Pull out every line from the listing that has the word "filter".

%%

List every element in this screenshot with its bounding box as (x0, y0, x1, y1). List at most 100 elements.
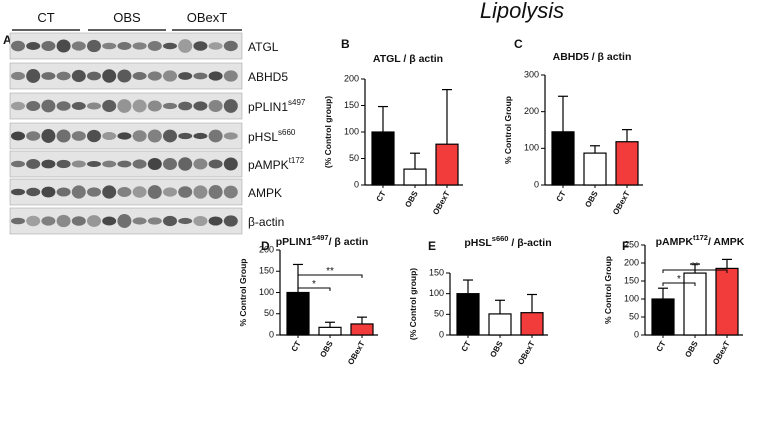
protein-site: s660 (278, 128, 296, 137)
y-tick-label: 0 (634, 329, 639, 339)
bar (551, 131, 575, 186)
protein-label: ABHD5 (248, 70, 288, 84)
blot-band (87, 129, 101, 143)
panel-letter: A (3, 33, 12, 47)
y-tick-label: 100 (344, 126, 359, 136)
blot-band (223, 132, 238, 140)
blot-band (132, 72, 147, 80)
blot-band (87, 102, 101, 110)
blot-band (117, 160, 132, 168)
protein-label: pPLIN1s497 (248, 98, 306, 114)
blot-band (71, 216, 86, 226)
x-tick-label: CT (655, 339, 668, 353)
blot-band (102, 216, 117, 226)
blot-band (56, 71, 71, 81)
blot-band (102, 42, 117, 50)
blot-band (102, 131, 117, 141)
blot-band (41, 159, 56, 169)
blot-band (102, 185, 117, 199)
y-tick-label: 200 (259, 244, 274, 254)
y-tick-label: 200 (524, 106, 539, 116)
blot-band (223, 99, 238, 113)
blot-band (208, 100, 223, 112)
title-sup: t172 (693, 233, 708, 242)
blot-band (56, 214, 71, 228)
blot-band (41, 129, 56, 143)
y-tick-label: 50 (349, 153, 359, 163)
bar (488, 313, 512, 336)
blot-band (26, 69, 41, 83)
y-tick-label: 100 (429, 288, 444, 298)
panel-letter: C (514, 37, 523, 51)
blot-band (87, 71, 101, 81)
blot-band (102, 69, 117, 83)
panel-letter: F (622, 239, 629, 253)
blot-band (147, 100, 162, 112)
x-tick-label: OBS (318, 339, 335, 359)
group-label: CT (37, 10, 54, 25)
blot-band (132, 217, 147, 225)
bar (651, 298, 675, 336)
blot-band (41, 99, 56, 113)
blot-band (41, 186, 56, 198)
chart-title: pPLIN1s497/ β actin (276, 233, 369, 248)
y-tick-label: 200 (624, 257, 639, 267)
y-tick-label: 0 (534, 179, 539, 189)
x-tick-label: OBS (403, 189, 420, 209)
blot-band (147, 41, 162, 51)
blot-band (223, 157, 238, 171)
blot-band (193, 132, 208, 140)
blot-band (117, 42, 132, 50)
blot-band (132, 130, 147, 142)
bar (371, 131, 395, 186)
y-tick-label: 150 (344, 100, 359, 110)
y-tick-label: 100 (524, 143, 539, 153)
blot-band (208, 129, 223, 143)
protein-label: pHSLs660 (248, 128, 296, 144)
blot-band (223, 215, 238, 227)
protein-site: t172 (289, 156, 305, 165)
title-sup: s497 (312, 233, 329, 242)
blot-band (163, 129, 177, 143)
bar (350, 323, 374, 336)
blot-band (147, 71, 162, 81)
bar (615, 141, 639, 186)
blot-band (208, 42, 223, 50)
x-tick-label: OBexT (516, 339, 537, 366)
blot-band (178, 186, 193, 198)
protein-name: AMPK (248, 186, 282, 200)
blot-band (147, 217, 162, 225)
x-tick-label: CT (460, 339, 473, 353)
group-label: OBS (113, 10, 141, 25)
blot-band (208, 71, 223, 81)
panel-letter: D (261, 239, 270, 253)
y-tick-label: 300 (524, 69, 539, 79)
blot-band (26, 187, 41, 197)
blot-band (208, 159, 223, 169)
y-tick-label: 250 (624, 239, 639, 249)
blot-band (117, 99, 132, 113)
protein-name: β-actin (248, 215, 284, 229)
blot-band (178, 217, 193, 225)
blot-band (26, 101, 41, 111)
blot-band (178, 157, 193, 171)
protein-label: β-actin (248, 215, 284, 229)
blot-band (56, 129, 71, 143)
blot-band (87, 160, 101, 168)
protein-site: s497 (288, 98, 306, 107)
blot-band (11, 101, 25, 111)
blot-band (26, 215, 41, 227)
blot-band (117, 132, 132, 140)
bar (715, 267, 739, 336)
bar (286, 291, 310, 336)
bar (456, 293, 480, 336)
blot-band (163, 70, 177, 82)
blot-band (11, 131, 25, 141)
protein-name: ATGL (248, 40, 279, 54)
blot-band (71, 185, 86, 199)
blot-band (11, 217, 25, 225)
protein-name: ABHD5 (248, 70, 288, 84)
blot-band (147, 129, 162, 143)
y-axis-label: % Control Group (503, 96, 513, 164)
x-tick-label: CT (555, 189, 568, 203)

%%
%%

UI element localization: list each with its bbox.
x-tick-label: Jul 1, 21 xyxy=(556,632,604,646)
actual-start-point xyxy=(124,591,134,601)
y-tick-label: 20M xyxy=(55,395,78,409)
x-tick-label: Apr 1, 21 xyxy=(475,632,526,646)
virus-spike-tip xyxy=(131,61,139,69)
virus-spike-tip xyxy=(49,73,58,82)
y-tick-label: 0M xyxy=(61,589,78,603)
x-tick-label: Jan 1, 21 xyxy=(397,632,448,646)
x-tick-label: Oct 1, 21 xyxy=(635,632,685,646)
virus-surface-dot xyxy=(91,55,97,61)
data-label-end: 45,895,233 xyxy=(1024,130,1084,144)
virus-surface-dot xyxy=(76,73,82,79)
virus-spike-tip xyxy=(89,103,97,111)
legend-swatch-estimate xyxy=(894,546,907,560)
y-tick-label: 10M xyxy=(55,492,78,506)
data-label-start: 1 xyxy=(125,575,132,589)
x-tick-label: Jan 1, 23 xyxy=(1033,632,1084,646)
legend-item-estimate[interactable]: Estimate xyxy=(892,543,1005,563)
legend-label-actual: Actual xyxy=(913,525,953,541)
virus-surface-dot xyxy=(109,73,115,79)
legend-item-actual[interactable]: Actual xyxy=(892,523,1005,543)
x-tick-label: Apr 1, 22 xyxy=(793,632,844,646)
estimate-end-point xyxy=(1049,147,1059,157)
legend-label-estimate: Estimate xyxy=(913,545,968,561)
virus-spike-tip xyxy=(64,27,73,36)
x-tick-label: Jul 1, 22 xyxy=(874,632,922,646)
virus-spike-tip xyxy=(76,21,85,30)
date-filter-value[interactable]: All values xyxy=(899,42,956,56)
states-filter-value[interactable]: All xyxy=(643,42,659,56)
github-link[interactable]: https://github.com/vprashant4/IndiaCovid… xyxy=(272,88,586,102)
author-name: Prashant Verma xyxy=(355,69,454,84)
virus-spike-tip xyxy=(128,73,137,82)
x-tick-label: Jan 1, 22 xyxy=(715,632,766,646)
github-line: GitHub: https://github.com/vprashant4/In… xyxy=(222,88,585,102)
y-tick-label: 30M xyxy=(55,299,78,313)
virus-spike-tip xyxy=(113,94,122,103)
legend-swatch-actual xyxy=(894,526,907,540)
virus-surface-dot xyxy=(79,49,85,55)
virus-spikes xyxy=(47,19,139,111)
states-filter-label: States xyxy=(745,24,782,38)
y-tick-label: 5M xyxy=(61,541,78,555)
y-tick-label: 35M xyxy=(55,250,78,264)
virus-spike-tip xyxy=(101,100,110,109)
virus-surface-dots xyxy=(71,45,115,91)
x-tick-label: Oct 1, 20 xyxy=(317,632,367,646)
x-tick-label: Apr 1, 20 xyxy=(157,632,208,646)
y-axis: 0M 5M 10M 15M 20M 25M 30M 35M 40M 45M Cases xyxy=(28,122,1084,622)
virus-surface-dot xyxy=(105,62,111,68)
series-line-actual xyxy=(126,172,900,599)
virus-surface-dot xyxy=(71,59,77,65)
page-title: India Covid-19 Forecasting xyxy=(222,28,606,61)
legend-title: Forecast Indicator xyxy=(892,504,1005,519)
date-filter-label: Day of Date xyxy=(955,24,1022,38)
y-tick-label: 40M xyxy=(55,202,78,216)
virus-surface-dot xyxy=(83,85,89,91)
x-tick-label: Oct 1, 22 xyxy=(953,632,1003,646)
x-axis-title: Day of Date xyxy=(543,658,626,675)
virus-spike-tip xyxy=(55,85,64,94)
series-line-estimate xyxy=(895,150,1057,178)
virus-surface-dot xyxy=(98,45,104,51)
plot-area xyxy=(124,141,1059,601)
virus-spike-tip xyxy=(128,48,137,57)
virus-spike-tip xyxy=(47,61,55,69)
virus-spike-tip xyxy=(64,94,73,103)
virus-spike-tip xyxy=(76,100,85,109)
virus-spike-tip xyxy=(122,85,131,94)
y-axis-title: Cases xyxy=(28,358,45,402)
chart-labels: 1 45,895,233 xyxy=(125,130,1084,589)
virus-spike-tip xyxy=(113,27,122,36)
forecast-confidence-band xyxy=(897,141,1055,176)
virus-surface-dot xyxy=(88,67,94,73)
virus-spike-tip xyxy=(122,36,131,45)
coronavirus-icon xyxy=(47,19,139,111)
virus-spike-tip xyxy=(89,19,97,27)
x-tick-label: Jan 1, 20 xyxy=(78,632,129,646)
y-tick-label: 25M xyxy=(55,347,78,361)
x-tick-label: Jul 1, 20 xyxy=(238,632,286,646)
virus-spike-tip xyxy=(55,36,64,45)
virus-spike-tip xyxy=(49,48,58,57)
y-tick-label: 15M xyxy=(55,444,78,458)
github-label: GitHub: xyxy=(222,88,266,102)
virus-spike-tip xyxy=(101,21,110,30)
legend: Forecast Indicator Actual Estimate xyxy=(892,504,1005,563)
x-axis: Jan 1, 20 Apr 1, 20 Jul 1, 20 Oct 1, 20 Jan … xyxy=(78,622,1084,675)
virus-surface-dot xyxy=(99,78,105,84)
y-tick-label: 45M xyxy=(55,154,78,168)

%%

Solution to this exercise >>
date-filter-value[interactable]: All values xyxy=(899,42,956,56)
states-filter-value[interactable]: All xyxy=(643,42,659,56)
states-filter-label: States xyxy=(745,24,782,38)
date-filter-label: Day of Date xyxy=(955,24,1022,38)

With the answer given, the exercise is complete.